(Provided records):
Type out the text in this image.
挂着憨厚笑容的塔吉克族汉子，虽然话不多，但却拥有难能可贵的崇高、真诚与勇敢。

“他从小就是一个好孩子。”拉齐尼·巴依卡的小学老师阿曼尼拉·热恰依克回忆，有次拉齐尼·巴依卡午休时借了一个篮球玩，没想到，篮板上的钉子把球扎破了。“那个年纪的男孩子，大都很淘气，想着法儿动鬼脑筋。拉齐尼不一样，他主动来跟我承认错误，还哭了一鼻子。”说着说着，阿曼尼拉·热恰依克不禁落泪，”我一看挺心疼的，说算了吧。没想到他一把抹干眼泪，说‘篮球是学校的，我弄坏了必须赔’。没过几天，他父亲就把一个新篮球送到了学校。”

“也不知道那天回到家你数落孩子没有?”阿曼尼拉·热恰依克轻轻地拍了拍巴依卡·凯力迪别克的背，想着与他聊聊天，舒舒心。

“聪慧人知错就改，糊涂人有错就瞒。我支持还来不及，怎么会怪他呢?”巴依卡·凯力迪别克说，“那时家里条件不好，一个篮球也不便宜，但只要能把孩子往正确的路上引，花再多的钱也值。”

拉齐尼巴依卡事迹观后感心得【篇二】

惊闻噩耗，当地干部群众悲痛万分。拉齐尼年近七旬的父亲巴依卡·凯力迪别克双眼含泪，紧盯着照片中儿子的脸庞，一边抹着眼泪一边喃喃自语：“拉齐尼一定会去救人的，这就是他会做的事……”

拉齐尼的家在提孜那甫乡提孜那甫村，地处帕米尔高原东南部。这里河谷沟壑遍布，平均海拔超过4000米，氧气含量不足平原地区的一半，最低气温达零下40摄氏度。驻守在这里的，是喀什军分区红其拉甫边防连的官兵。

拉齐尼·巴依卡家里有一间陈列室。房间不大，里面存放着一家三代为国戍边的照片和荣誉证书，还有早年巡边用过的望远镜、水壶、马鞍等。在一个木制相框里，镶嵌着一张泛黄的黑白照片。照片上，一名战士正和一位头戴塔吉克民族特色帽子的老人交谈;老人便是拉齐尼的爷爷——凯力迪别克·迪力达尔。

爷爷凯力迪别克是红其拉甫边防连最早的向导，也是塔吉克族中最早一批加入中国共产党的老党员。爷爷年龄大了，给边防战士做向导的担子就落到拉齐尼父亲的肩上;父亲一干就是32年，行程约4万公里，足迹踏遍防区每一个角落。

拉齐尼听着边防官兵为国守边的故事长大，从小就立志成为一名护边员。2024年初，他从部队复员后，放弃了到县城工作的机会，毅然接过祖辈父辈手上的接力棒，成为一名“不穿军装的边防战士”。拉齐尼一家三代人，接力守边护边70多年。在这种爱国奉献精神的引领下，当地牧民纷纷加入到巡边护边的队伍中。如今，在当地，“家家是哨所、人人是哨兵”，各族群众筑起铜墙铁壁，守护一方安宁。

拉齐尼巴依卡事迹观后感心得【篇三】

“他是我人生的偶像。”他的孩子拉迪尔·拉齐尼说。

(Brief):
Extract all the entries word for word.

(Solution to this problem):
Type out the text in this image.
挂着憨厚笑容的塔吉克族汉子，虽然话不多，但却拥有难能可贵的崇高、真诚与勇敢。

“他从小就是一个好孩子。”拉齐尼·巴依卡的小学老师阿曼尼拉·热恰依克回忆，有次拉齐尼·巴依卡午休时借了一个篮球玩，没想到，篮板上的钉子把球扎破了。“那个年纪的男孩子，大都很淘气，想着法儿动鬼脑筋。拉齐尼不一样，他主动来跟我承认错误，还哭了一鼻子。”说着说着，阿曼尼拉·热恰依克不禁落泪，”我一看挺心疼的，说算了吧。没想到他一把抹干眼泪，说‘篮球是学校的，我弄坏了必须赔’。没过几天，他父亲就把一个新篮球送到了学校。”

“也不知道那天回到家你数落孩子没有?”阿曼尼拉·热恰依克轻轻地拍了拍巴依卡·凯力迪别克的背，想着与他聊聊天，舒舒心。

“聪慧人知错就改，糊涂人有错就瞒。我支持还来不及，怎么会怪他呢?”巴依卡·凯力迪别克说，“那时家里条件不好，一个篮球也不便宜，但只要能把孩子往正确的路上引，花再多的钱也值。”

拉齐尼巴依卡事迹观后感心得【篇二】

惊闻噩耗，当地干部群众悲痛万分。拉齐尼年近七旬的父亲巴依卡·凯力迪别克双眼含泪，紧盯着照片中儿子的脸庞，一边抹着眼泪一边喃喃自语：“拉齐尼一定会去救人的，这就是他会做的事……”

拉齐尼的家在提孜那甫乡提孜那甫村，地处帕米尔高原东南部。这里河谷沟壑遍布，平均海拔超过4000米，氧气含量不足平原地区的一半，最低气温达零下40摄氏度。驻守在这里的，是喀什军分区红其拉甫边防连的官兵。

拉齐尼·巴依卡家里有一间陈列室。房间不大，里面存放着一家三代为国戍边的照片和荣誉证书，还有早年巡边用过的望远镜、水壶、马鞍等。在一个木制相框里，镶嵌着一张泛黄的黑白照片。照片上，一名战士正和一位头戴塔吉克民族特色帽子的老人交谈;老人便是拉齐尼的爷爷——凯力迪别克·迪力达尔。

爷爷凯力迪别克是红其拉甫边防连最早的向导，也是塔吉克族中最早一批加入中国共产党的老党员。爷爷年龄大了，给边防战士做向导的担子就落到拉齐尼父亲的肩上;父亲一干就是32年，行程约4万公里，足迹踏遍防区每一个角落。

拉齐尼听着边防官兵为国守边的故事长大，从小就立志成为一名护边员。2024年初，他从部队复员后，放弃了到县城工作的机会，毅然接过祖辈父辈手上的接力棒，成为一名“不穿军装的边防战士”。拉齐尼一家三代人，接力守边护边70多年。在这种爱国奉献精神的引领下，当地牧民纷纷加入到巡边护边的队伍中。如今，在当地，“家家是哨所、人人是哨兵”，各族群众筑起铜墙铁壁，守护一方安宁。

拉齐尼巴依卡事迹观后感心得【篇三】

“他是我人生的偶像。”他的孩子拉迪尔·拉齐尼说。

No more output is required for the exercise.